Pull each line holding the word "sopravvivenza" from the data.

··· Provided entries

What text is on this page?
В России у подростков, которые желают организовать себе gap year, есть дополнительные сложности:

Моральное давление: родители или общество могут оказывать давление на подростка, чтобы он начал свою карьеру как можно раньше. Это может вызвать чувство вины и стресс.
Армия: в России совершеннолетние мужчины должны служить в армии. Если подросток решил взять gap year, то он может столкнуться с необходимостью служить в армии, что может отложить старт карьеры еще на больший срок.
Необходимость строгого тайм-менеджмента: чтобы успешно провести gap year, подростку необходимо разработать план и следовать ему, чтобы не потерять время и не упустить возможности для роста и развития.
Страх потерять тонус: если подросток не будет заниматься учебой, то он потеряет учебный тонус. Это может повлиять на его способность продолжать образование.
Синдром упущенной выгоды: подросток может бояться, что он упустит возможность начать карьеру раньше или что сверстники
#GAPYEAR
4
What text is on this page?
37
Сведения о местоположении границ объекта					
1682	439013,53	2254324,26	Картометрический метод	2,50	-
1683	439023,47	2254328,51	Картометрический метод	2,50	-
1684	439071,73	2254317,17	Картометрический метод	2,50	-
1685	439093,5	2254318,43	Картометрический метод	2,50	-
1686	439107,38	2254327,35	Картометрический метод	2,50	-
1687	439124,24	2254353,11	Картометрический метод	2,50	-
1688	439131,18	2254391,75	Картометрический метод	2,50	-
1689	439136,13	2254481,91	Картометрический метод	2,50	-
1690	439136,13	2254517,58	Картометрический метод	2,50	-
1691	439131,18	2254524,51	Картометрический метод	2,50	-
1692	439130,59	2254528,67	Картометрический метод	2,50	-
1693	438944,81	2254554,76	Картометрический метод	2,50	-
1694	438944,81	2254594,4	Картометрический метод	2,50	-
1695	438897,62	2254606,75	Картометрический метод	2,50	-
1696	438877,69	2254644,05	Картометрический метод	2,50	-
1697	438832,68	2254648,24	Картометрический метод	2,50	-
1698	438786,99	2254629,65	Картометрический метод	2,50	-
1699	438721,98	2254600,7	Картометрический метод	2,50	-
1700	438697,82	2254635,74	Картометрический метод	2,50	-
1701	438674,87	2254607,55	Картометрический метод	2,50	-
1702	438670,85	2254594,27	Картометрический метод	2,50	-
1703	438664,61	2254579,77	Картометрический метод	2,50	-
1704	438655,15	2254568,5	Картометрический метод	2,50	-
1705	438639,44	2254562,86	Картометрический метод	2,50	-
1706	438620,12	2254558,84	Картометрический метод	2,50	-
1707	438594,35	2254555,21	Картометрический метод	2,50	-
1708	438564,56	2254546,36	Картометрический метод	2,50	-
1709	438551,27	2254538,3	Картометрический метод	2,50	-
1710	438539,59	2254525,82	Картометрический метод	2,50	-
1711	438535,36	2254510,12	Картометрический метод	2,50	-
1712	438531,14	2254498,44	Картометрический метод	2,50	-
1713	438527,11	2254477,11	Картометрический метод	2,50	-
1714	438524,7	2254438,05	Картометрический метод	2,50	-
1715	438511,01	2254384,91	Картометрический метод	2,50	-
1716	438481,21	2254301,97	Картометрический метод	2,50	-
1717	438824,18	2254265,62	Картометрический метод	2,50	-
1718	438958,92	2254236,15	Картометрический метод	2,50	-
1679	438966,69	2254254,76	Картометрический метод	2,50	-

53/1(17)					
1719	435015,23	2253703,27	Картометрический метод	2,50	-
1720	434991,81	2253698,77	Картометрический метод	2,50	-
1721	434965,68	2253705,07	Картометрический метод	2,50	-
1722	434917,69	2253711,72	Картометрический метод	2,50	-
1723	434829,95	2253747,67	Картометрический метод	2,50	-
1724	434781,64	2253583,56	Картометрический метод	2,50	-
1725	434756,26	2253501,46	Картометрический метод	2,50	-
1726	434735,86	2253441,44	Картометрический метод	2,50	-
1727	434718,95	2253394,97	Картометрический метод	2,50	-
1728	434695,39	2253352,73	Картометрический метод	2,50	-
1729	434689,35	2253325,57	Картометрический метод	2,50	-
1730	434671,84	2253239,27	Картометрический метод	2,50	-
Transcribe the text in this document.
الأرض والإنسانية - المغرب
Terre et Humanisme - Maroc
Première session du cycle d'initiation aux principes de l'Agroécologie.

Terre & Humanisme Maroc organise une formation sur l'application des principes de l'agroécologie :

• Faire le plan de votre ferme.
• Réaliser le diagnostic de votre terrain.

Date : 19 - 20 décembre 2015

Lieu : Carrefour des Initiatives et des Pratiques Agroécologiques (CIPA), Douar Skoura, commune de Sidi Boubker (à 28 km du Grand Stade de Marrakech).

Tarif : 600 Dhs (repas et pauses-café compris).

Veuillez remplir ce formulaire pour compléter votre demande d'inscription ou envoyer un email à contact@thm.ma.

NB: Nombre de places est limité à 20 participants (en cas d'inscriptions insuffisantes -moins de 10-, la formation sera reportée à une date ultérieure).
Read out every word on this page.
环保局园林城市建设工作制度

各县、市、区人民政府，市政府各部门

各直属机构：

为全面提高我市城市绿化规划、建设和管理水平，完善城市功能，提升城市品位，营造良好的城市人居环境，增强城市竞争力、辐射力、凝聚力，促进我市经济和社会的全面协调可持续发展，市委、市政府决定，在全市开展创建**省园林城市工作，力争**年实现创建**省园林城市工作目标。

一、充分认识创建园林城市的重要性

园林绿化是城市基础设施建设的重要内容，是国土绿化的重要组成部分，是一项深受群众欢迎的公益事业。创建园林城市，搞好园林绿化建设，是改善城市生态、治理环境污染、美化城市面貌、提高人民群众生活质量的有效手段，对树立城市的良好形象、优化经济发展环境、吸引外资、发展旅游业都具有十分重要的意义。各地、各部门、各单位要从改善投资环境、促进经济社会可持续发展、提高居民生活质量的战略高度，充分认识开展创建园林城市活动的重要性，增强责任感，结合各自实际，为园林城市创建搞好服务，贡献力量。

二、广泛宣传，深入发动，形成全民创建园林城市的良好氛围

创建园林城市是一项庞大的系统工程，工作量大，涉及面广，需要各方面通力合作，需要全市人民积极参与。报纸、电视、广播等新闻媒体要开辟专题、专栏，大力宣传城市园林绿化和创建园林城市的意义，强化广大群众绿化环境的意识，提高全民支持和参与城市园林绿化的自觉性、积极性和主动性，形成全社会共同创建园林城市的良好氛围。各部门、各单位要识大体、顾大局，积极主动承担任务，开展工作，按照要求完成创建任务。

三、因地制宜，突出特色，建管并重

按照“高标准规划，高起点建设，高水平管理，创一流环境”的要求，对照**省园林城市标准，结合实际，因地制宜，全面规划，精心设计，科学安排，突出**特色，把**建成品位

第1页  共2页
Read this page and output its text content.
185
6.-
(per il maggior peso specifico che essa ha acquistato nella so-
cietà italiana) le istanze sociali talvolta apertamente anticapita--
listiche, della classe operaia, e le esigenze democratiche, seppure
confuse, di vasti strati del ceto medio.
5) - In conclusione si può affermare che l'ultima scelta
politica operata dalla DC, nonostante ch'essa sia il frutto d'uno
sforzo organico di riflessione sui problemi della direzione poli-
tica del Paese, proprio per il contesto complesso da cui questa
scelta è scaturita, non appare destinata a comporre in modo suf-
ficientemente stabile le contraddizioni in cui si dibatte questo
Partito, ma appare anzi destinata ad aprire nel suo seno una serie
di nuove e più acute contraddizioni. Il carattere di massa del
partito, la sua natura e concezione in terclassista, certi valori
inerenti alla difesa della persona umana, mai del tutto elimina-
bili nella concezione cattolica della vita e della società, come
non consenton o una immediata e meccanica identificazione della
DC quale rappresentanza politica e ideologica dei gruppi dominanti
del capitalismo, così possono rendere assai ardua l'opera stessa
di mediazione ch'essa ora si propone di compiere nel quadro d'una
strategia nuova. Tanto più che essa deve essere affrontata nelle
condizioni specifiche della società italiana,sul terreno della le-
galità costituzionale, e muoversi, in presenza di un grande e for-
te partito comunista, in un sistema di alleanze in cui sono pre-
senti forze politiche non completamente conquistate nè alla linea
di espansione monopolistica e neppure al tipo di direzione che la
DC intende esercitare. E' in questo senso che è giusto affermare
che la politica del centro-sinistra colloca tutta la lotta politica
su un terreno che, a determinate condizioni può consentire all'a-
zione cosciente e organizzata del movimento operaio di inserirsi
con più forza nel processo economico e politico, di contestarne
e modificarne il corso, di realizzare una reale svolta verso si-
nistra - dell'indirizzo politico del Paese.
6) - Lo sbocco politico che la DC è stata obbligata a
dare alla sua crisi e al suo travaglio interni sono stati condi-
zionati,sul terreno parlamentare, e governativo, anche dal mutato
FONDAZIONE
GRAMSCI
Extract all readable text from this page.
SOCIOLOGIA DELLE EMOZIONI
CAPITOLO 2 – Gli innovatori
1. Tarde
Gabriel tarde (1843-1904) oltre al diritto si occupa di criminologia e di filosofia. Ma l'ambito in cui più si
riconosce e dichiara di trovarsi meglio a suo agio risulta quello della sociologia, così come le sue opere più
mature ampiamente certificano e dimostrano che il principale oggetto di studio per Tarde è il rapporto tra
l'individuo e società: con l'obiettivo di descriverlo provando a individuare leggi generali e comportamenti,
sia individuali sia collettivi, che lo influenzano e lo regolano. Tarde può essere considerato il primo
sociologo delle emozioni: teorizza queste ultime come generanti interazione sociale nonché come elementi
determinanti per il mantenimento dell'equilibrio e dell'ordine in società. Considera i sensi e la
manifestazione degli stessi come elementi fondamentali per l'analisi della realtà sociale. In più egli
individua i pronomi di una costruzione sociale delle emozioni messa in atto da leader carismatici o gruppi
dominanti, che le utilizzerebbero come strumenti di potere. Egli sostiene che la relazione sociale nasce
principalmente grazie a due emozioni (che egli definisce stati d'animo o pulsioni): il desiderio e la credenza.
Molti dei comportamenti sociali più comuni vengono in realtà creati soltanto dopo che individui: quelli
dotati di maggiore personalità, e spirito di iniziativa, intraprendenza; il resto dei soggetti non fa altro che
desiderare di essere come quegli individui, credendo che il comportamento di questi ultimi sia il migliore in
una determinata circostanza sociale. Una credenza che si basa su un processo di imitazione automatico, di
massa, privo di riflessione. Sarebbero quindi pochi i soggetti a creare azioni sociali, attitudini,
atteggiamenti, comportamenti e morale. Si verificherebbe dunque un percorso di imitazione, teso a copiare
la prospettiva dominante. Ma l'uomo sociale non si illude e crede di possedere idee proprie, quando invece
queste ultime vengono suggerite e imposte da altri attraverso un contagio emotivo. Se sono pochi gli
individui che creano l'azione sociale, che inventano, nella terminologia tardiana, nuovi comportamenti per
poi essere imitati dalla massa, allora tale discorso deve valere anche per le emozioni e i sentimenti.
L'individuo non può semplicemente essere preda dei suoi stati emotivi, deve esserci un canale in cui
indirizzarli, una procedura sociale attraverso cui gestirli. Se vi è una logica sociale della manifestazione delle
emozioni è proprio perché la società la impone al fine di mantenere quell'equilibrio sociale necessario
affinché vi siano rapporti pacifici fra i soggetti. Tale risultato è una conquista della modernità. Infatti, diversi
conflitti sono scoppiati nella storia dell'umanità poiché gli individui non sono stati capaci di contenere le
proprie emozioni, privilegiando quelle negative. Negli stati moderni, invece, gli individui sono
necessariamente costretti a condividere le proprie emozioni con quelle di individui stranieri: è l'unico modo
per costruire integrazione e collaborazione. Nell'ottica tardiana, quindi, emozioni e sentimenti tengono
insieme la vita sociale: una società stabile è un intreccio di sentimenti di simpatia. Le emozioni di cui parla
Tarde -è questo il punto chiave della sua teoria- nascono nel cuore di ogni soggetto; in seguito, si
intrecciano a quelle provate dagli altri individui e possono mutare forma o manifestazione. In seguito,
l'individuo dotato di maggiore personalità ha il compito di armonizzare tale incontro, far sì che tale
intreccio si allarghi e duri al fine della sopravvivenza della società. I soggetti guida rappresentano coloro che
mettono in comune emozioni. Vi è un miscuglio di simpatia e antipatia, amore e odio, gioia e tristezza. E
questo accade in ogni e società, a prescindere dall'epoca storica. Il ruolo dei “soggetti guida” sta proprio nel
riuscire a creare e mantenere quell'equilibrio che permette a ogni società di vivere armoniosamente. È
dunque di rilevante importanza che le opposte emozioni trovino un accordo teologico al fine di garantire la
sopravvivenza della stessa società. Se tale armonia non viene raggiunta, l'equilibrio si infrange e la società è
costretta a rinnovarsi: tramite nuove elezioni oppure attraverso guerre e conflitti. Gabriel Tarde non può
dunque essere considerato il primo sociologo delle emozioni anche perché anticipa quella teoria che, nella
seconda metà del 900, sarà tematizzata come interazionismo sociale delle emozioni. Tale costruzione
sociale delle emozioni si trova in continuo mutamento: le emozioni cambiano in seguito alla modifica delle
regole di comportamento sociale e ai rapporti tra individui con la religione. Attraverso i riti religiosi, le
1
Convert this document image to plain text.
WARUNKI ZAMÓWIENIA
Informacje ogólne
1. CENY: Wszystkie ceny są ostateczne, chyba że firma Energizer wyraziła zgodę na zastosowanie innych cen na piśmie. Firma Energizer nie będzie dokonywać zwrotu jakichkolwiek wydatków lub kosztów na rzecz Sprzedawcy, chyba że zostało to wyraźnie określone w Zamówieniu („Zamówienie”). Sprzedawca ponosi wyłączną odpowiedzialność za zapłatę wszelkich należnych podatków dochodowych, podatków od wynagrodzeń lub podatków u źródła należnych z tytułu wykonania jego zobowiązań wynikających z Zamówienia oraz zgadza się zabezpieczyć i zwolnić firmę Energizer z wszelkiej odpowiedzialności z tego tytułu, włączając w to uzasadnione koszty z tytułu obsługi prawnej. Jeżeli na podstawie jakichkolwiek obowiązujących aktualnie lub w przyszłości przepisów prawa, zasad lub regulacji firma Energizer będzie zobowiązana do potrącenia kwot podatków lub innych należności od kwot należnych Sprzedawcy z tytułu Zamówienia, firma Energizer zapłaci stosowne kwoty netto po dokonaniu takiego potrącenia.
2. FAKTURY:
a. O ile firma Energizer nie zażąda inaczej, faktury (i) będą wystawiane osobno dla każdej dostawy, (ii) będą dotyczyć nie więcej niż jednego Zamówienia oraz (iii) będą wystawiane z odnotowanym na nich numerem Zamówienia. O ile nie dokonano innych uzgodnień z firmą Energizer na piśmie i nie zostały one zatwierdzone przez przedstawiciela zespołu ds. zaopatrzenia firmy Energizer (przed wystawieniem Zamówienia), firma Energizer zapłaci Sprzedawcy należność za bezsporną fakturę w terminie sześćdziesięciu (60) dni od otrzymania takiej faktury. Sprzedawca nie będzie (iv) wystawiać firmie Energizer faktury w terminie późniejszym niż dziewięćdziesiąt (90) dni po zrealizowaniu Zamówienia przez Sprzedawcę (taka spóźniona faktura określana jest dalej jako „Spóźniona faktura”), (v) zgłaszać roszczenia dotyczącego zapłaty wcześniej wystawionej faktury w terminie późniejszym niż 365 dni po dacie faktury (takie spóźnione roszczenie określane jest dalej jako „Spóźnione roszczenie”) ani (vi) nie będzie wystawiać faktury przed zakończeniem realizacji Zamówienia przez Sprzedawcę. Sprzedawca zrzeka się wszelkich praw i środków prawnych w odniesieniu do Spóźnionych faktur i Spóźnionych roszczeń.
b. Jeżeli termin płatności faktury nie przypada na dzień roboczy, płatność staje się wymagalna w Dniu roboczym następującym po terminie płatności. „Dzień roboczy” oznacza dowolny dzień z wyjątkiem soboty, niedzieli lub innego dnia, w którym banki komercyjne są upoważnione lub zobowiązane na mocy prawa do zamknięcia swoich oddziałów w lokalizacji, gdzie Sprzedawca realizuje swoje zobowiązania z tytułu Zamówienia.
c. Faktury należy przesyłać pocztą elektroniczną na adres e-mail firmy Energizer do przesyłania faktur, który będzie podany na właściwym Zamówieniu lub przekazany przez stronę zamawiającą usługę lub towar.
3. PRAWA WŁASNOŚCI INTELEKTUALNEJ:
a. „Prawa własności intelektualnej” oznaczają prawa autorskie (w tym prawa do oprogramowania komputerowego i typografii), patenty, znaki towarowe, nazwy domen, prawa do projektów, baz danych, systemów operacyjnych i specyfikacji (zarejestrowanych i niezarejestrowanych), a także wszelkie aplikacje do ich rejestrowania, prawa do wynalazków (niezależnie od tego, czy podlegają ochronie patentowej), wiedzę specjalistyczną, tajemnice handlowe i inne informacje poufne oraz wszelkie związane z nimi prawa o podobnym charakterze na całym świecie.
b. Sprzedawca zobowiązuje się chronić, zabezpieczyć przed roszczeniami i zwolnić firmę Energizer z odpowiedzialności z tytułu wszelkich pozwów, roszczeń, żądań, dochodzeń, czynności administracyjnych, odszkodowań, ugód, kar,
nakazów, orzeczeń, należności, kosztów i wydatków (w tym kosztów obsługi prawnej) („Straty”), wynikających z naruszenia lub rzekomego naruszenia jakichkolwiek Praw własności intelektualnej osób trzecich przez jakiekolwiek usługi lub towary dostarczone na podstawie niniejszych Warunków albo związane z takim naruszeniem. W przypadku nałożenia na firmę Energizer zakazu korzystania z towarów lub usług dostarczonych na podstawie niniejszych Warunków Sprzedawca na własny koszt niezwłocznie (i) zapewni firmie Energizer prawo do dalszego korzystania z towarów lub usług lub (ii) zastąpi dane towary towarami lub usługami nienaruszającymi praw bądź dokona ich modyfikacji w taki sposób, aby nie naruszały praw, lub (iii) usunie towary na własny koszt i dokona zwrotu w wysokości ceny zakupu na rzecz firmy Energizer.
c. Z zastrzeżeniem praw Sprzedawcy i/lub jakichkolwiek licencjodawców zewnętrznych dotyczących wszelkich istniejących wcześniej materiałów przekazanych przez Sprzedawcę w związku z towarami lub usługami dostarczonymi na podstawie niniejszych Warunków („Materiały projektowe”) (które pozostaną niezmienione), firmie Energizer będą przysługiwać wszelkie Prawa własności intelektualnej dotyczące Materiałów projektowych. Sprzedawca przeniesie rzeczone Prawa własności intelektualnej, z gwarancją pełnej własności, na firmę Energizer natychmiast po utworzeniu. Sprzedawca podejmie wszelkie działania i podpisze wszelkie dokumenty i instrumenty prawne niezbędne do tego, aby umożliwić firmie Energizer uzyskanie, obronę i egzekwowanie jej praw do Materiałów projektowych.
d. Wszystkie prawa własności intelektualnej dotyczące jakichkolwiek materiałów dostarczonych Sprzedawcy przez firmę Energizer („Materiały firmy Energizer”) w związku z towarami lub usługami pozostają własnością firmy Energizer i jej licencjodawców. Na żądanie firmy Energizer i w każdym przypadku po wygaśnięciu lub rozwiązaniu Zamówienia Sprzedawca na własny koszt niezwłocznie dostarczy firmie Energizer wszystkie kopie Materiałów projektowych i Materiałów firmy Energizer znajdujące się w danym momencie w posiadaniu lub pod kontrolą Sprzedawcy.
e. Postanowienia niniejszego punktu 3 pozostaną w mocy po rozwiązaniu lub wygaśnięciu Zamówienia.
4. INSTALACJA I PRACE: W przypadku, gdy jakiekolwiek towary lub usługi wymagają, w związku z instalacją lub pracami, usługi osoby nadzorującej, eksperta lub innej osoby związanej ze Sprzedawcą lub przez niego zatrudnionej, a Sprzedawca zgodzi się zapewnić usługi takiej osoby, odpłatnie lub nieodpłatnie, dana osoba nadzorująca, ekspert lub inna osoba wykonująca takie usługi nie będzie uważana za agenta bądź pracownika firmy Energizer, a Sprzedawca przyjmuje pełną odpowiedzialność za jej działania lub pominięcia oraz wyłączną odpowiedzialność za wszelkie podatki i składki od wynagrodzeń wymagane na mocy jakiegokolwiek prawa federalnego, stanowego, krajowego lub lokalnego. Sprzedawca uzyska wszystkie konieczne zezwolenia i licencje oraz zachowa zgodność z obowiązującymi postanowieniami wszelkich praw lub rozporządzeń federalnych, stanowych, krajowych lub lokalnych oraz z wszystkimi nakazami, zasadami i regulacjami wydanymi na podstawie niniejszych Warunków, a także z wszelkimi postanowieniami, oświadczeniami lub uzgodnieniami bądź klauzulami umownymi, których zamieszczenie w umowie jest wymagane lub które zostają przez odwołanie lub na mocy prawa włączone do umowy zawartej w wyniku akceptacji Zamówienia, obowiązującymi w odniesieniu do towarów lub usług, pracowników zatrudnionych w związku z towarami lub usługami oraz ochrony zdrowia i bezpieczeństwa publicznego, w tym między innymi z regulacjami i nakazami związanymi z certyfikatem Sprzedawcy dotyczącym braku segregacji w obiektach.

······

## Finished exercise
intreccio si allarghi e duri al fine della sopravvivenza della società. I soggetti guida rappresentano coloro che
sopravvivenza della stessa società. Se tale armonia non viene raggiunta, l'equilibrio si infrange e la società è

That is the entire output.